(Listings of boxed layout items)
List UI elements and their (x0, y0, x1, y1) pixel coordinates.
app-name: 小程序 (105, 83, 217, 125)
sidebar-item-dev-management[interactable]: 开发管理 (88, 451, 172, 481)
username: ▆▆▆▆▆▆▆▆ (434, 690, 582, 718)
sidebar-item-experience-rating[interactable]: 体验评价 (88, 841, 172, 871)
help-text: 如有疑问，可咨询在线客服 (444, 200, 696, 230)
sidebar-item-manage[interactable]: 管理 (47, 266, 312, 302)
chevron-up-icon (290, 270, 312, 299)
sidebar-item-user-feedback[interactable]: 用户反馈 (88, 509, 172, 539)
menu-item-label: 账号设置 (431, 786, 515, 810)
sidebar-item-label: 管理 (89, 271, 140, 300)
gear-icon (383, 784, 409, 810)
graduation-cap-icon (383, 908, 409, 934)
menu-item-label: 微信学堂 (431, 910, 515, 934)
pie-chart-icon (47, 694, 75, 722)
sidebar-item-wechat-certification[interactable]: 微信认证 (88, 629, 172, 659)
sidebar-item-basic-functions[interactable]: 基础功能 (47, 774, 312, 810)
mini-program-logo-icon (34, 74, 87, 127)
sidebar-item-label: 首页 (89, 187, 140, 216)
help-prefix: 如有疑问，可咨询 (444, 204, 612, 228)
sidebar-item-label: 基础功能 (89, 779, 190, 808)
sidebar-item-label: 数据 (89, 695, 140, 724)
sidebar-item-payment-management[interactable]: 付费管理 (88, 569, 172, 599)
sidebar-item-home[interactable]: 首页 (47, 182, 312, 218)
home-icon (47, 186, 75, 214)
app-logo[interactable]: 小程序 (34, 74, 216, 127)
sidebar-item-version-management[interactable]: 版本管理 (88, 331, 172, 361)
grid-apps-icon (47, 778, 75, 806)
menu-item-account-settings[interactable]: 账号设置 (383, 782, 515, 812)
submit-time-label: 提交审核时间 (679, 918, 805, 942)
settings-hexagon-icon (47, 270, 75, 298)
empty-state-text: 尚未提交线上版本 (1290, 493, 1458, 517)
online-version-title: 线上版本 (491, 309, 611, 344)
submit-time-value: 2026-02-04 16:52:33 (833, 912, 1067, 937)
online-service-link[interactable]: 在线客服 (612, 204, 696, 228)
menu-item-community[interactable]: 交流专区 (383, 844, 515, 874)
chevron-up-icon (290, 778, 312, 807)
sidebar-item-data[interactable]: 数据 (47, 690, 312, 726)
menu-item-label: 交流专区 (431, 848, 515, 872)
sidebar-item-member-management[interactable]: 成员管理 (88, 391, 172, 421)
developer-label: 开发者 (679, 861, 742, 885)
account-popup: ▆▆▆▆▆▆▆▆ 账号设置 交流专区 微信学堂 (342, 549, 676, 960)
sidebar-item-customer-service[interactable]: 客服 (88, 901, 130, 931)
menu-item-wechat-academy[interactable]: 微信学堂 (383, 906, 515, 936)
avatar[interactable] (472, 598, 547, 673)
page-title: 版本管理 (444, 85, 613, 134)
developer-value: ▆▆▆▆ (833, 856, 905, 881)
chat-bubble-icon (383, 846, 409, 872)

# Goal
Substitute "chevron-down-icon" for "chevron-up-icon" at every occurrence in the material, and output all of its lines with nothing else altered.

# Right answer
List UI elements and their (x0, y0, x1, y1) pixel coordinates.
app-name: 小程序 (105, 83, 217, 125)
sidebar-item-dev-management[interactable]: 开发管理 (88, 451, 172, 481)
username: ▆▆▆▆▆▆▆▆ (434, 690, 582, 718)
sidebar-item-experience-rating[interactable]: 体验评价 (88, 841, 172, 871)
help-text: 如有疑问，可咨询在线客服 (444, 200, 696, 230)
sidebar-item-manage[interactable]: 管理 (47, 266, 312, 302)
chevron-down-icon (290, 270, 312, 299)
sidebar-item-user-feedback[interactable]: 用户反馈 (88, 509, 172, 539)
menu-item-label: 账号设置 (431, 786, 515, 810)
sidebar-item-label: 管理 (89, 271, 140, 300)
gear-icon (383, 784, 409, 810)
graduation-cap-icon (383, 908, 409, 934)
menu-item-label: 微信学堂 (431, 910, 515, 934)
pie-chart-icon (47, 694, 75, 722)
sidebar-item-wechat-certification[interactable]: 微信认证 (88, 629, 172, 659)
sidebar-item-basic-functions[interactable]: 基础功能 (47, 774, 312, 810)
mini-program-logo-icon (34, 74, 87, 127)
sidebar-item-label: 首页 (89, 187, 140, 216)
help-prefix: 如有疑问，可咨询 (444, 204, 612, 228)
sidebar-item-label: 基础功能 (89, 779, 190, 808)
sidebar-item-label: 数据 (89, 695, 140, 724)
sidebar-item-payment-management[interactable]: 付费管理 (88, 569, 172, 599)
sidebar-item-home[interactable]: 首页 (47, 182, 312, 218)
home-icon (47, 186, 75, 214)
app-logo[interactable]: 小程序 (34, 74, 216, 127)
sidebar-item-version-management[interactable]: 版本管理 (88, 331, 172, 361)
grid-apps-icon (47, 778, 75, 806)
menu-item-account-settings[interactable]: 账号设置 (383, 782, 515, 812)
submit-time-label: 提交审核时间 (679, 918, 805, 942)
settings-hexagon-icon (47, 270, 75, 298)
empty-state-text: 尚未提交线上版本 (1290, 493, 1458, 517)
online-version-title: 线上版本 (491, 309, 611, 344)
submit-time-value: 2026-02-04 16:52:33 (833, 912, 1067, 937)
online-service-link[interactable]: 在线客服 (612, 204, 696, 228)
menu-item-community[interactable]: 交流专区 (383, 844, 515, 874)
chevron-down-icon (290, 778, 312, 807)
sidebar-item-data[interactable]: 数据 (47, 690, 312, 726)
menu-item-label: 交流专区 (431, 848, 515, 872)
sidebar-item-member-management[interactable]: 成员管理 (88, 391, 172, 421)
developer-label: 开发者 (679, 861, 742, 885)
account-popup: ▆▆▆▆▆▆▆▆ 账号设置 交流专区 微信学堂 (342, 549, 676, 960)
sidebar-item-customer-service[interactable]: 客服 (88, 901, 130, 931)
menu-item-wechat-academy[interactable]: 微信学堂 (383, 906, 515, 936)
avatar[interactable] (472, 598, 547, 673)
page-title: 版本管理 (444, 85, 613, 134)
developer-value: ▆▆▆▆ (833, 856, 905, 881)
chat-bubble-icon (383, 846, 409, 872)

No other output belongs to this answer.